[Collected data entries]
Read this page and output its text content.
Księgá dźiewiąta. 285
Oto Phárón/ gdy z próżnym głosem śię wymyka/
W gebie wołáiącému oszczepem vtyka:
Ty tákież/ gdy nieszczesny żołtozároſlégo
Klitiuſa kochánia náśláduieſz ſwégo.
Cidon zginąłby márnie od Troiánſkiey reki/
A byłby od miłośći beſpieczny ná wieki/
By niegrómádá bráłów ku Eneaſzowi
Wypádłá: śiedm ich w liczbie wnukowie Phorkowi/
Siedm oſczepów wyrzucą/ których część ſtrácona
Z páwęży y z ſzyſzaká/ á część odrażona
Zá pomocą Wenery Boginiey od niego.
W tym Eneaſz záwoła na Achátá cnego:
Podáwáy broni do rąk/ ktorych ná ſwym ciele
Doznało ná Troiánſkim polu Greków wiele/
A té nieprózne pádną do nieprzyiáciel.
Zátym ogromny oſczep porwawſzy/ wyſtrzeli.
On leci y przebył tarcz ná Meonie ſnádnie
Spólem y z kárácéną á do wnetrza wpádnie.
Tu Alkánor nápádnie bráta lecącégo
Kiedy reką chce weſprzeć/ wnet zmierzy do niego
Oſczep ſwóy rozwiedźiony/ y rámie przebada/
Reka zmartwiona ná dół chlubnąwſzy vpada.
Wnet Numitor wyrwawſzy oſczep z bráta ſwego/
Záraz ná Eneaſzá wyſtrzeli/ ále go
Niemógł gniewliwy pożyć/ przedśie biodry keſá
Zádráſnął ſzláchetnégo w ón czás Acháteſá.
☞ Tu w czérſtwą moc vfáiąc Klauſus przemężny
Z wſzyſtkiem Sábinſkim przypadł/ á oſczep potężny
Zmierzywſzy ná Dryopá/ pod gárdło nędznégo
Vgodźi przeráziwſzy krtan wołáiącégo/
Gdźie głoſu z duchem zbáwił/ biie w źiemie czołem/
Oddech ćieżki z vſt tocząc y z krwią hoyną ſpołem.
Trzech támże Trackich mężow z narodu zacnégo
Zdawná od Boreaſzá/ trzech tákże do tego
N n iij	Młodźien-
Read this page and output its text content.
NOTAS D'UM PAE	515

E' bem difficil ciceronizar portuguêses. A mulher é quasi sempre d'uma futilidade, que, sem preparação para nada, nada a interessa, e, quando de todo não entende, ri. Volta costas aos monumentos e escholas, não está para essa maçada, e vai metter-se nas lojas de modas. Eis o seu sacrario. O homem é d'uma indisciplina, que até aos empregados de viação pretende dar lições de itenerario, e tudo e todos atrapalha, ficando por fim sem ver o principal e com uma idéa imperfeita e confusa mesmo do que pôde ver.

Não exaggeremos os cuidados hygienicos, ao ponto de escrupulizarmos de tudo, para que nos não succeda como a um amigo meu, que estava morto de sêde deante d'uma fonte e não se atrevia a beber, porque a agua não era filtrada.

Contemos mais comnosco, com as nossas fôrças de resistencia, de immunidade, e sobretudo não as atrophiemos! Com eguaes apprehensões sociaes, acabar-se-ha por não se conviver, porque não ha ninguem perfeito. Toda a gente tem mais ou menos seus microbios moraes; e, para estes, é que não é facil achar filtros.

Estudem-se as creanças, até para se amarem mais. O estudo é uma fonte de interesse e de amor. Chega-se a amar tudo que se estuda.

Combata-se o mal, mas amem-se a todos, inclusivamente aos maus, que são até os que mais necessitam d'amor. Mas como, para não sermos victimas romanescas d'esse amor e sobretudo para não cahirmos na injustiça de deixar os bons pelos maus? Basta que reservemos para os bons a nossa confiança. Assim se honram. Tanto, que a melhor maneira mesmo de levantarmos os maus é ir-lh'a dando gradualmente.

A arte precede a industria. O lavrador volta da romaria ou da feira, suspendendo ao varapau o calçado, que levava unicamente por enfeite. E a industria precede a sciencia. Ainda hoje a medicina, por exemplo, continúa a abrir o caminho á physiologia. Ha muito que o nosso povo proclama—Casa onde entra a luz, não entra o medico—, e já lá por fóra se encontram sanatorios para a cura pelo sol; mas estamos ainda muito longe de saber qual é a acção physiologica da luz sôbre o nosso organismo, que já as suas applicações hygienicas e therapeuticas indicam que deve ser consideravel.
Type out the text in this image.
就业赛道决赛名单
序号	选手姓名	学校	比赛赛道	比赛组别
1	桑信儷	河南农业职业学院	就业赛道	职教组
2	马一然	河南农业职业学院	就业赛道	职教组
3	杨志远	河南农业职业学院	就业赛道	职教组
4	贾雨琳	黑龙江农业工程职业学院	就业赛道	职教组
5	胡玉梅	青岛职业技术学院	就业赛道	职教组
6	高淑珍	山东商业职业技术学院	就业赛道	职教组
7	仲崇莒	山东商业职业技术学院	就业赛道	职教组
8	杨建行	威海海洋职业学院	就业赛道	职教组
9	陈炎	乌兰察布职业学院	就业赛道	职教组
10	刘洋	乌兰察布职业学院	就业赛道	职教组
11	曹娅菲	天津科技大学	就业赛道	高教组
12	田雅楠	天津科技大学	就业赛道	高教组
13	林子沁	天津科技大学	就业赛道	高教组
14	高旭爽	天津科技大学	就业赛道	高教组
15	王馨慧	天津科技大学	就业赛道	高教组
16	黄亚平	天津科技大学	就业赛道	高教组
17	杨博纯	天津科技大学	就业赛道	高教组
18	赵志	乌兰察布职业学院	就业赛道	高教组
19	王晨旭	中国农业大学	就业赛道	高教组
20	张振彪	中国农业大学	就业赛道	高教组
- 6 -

== Written problem ==
Locate the word "mais" in the entries, and copy every line where it is found.

== Completed exercise ==
Contemos mais comnosco, com as nossas fôrças de resistencia, de immunidade, e sobretudo não as atrophiemos! Com eguaes apprehensões sociaes, acabar-se-ha por não se conviver, porque não ha ninguem perfeito. Toda a gente tem mais ou menos seus microbios moraes; e, para estes, é que não é facil achar filtros.
Estudem-se as creanças, até para se amarem mais. O estudo é uma fonte de interesse e de amor. Chega-se a amar tudo que se estuda.
Combata-se o mal, mas amem-se a todos, inclusivamente aos maus, que são até os que mais necessitam d'amor. Mas como, para não sermos victimas romanescas d'esse amor e sobretudo para não cahirmos na injustiça de deixar os bons pelos maus? Basta que reservemos para os bons a nossa confiança. Assim se honram. Tanto, que a melhor maneira mesmo de levantarmos os maus é ir-lh'a dando gradualmente.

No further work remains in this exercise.